__Work instructions__: Give every line of the entries below as a JSON list of strings, one string per line, skipping blank lines. Leave the pictures out of the answer.

(Collected data)
⟨
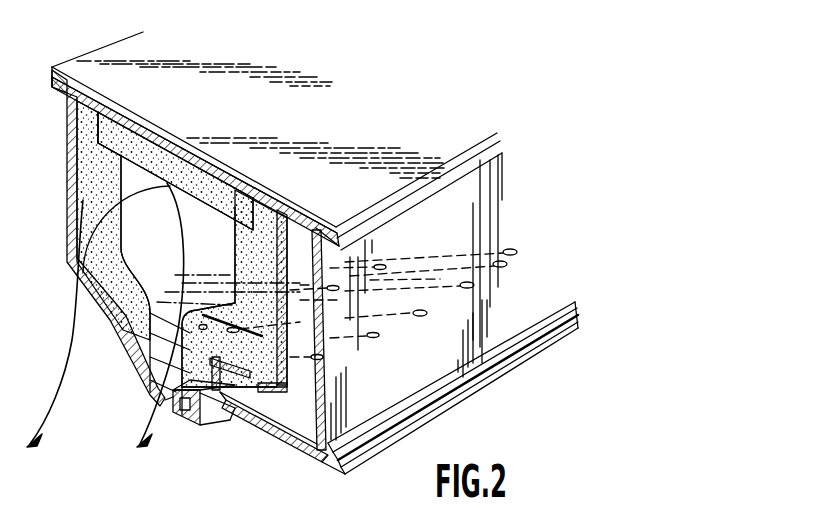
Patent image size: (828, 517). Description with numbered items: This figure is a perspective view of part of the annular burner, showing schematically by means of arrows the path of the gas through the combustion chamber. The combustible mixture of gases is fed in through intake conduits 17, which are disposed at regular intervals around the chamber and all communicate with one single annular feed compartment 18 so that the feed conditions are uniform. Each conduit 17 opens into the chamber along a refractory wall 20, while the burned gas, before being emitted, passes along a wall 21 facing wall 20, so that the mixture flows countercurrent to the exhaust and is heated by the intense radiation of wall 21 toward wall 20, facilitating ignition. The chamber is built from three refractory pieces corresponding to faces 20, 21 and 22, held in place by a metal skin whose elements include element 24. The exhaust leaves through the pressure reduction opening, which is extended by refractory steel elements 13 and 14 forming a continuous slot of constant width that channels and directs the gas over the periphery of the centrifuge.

The element of refractory steel 13 is at (211, 424).
The element of refractory steel 14 is at (123, 357).
The intake conduit 17 is at (440, 297).
The annular feed compartment 18 is at (277, 406).
The refractory wall 20 is at (243, 263).
The wall 21 is at (105, 187).
The face of the combustion chamber 22 is at (162, 157).
The metal skin element 24 is at (140, 127).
⟩
__Result for this task__:
[
  "Patent image size: (828, 517). Description with numbered items: This figure is a perspective view of part of the annular burner, showing schematically by means of arrows the path of the gas through the combustion chamber. The combustible mixture of gases is fed in through intake conduits 17, which are disposed at regular intervals around the chamber and all communicate with one single annular feed compartment 18 so that the feed conditions are uniform. Each conduit 17 opens into the chamber along a refractory wall 20, while the burned gas, before being emitted, passes along a wall 21 facing wall 20, so that the mixture flows countercurrent to the exhaust and is heated by the intense radiation of wall 21 toward wall 20, facilitating ignition. The chamber is built from three refractory pieces corresponding to faces 20, 21 and 22, held in place by a metal skin whose elements include element 24. The exhaust leaves through the pressure reduction opening, which is extended by refractory steel elements 13 and 14 forming a continuous slot of constant width that channels and directs the gas over the periphery of the centrifuge.",
  "The element of refractory steel 13 is at (211, 424).",
  "The element of refractory steel 14 is at (123, 357).",
  "The intake conduit 17 is at (440, 297).",
  "The annular feed compartment 18 is at (277, 406).",
  "The refractory wall 20 is at (243, 263).",
  "The wall 21 is at (105, 187).",
  "The face of the combustion chamber 22 is at (162, 157).",
  "The metal skin element 24 is at (140, 127)."
]